*Aim*
Leave out any picture and return the remaining listing below exactly as given.
— Start of Supplied material —
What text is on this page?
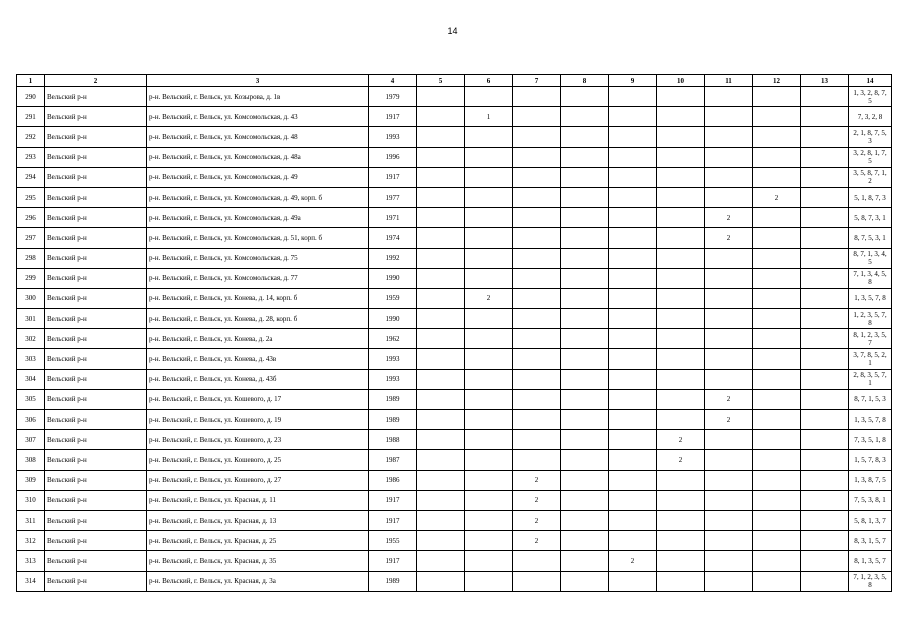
14
1	2	3	4	5	6	7	8	9	10	11	12	13	14
290	Вельский р-н	р-н. Вельский, г. Вельск, ул. Козырова, д. 1в	1979										1, 3, 2, 8, 7, 5
291	Вельский р-н	р-н. Вельский, г. Вельск, ул. Комсомольская, д. 43	1917		1								7, 3, 2, 8
292	Вельский р-н	р-н. Вельский, г. Вельск, ул. Комсомольская, д. 48	1993										2, 1, 8, 7, 5, 3
293	Вельский р-н	р-н. Вельский, г. Вельск, ул. Комсомольская, д. 48а	1996										3, 2, 8, 1, 7, 5
294	Вельский р-н	р-н. Вельский, г. Вельск, ул. Комсомольская, д. 49	1917										3, 5, 8, 7, 1, 2
295	Вельский р-н	р-н. Вельский, г. Вельск, ул. Комсомольская, д. 49, корп. б	1977								2		5, 1, 8, 7, 3
296	Вельский р-н	р-н. Вельский, г. Вельск, ул. Комсомольская, д. 49а	1971							2			5, 8, 7, 3, 1
297	Вельский р-н	р-н. Вельский, г. Вельск, ул. Комсомольская, д. 51, корп. б	1974							2			8, 7, 5, 3, 1
298	Вельский р-н	р-н. Вельский, г. Вельск, ул. Комсомольская, д. 75	1992										8, 7, 1, 3, 4, 5
299	Вельский р-н	р-н. Вельский, г. Вельск, ул. Комсомольская, д. 77	1990										7, 1, 3, 4, 5, 8
300	Вельский р-н	р-н. Вельский, г. Вельск, ул. Конева, д. 14, корп. б	1959		2								1, 3, 5, 7, 8
301	Вельский р-н	р-н. Вельский, г. Вельск, ул. Конева, д. 28, корп. б	1990										1, 2, 3, 5, 7, 8
302	Вельский р-н	р-н. Вельский, г. Вельск, ул. Конева, д. 2а	1962										8, 1, 2, 3, 5, 7
303	Вельский р-н	р-н. Вельский, г. Вельск, ул. Конева, д. 43в	1993										3, 7, 8, 5, 2, 1
304	Вельский р-н	р-н. Вельский, г. Вельск, ул. Конева, д. 43б	1993										2, 8, 3, 5, 7, 1
305	Вельский р-н	р-н. Вельский, г. Вельск, ул. Кошевого, д. 17	1989							2			8, 7, 1, 5, 3
306	Вельский р-н	р-н. Вельский, г. Вельск, ул. Кошевого, д. 19	1989							2			1, 3, 5, 7, 8
307	Вельский р-н	р-н. Вельский, г. Вельск, ул. Кошевого, д. 23	1988						2				7, 3, 5, 1, 8
308	Вельский р-н	р-н. Вельский, г. Вельск, ул. Кошевого, д. 25	1987						2				1, 5, 7, 8, 3
309	Вельский р-н	р-н. Вельский, г. Вельск, ул. Кошевого, д. 27	1986			2							1, 3, 8, 7, 5
310	Вельский р-н	р-н. Вельский, г. Вельск, ул. Красная, д. 11	1917			2							7, 5, 3, 8, 1
311	Вельский р-н	р-н. Вельский, г. Вельск, ул. Красная, д. 13	1917			2							5, 8, 1, 3, 7
312	Вельский р-н	р-н. Вельский, г. Вельск, ул. Красная, д. 25	1955			2							8, 3, 1, 5, 7
313	Вельский р-н	р-н. Вельский, г. Вельск, ул. Красная, д. 35	1917					2					8, 1, 3, 5, 7
314	Вельский р-н	р-н. Вельский, г. Вельск, ул. Красная, д. 3а	1989										7, 1, 2, 3, 5, 8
— End of Supplied material —
*Completed exercise*
What text is on this page?
14
1	2	3	4	5	6	7	8	9	10	11	12	13	14
290	Вельский р-н	р-н. Вельский, г. Вельск, ул. Козырова, д. 1в	1979										1, 3, 2, 8, 7, 5
291	Вельский р-н	р-н. Вельский, г. Вельск, ул. Комсомольская, д. 43	1917		1								7, 3, 2, 8
292	Вельский р-н	р-н. Вельский, г. Вельск, ул. Комсомольская, д. 48	1993										2, 1, 8, 7, 5, 3
293	Вельский р-н	р-н. Вельский, г. Вельск, ул. Комсомольская, д. 48а	1996										3, 2, 8, 1, 7, 5
294	Вельский р-н	р-н. Вельский, г. Вельск, ул. Комсомольская, д. 49	1917										3, 5, 8, 7, 1, 2
295	Вельский р-н	р-н. Вельский, г. Вельск, ул. Комсомольская, д. 49, корп. б	1977								2		5, 1, 8, 7, 3
296	Вельский р-н	р-н. Вельский, г. Вельск, ул. Комсомольская, д. 49а	1971							2			5, 8, 7, 3, 1
297	Вельский р-н	р-н. Вельский, г. Вельск, ул. Комсомольская, д. 51, корп. б	1974							2			8, 7, 5, 3, 1
298	Вельский р-н	р-н. Вельский, г. Вельск, ул. Комсомольская, д. 75	1992										8, 7, 1, 3, 4, 5
299	Вельский р-н	р-н. Вельский, г. Вельск, ул. Комсомольская, д. 77	1990										7, 1, 3, 4, 5, 8
300	Вельский р-н	р-н. Вельский, г. Вельск, ул. Конева, д. 14, корп. б	1959		2								1, 3, 5, 7, 8
301	Вельский р-н	р-н. Вельский, г. Вельск, ул. Конева, д. 28, корп. б	1990										1, 2, 3, 5, 7, 8
302	Вельский р-н	р-н. Вельский, г. Вельск, ул. Конева, д. 2а	1962										8, 1, 2, 3, 5, 7
303	Вельский р-н	р-н. Вельский, г. Вельск, ул. Конева, д. 43в	1993										3, 7, 8, 5, 2, 1
304	Вельский р-н	р-н. Вельский, г. Вельск, ул. Конева, д. 43б	1993										2, 8, 3, 5, 7, 1
305	Вельский р-н	р-н. Вельский, г. Вельск, ул. Кошевого, д. 17	1989							2			8, 7, 1, 5, 3
306	Вельский р-н	р-н. Вельский, г. Вельск, ул. Кошевого, д. 19	1989							2			1, 3, 5, 7, 8
307	Вельский р-н	р-н. Вельский, г. Вельск, ул. Кошевого, д. 23	1988						2				7, 3, 5, 1, 8
308	Вельский р-н	р-н. Вельский, г. Вельск, ул. Кошевого, д. 25	1987						2				1, 5, 7, 8, 3
309	Вельский р-н	р-н. Вельский, г. Вельск, ул. Кошевого, д. 27	1986			2							1, 3, 8, 7, 5
310	Вельский р-н	р-н. Вельский, г. Вельск, ул. Красная, д. 11	1917			2							7, 5, 3, 8, 1
311	Вельский р-н	р-н. Вельский, г. Вельск, ул. Красная, д. 13	1917			2							5, 8, 1, 3, 7
312	Вельский р-н	р-н. Вельский, г. Вельск, ул. Красная, д. 25	1955			2							8, 3, 1, 5, 7
313	Вельский р-н	р-н. Вельский, г. Вельск, ул. Красная, д. 35	1917					2					8, 1, 3, 5, 7
314	Вельский р-н	р-н. Вельский, г. Вельск, ул. Красная, д. 3а	1989										7, 1, 2, 3, 5, 8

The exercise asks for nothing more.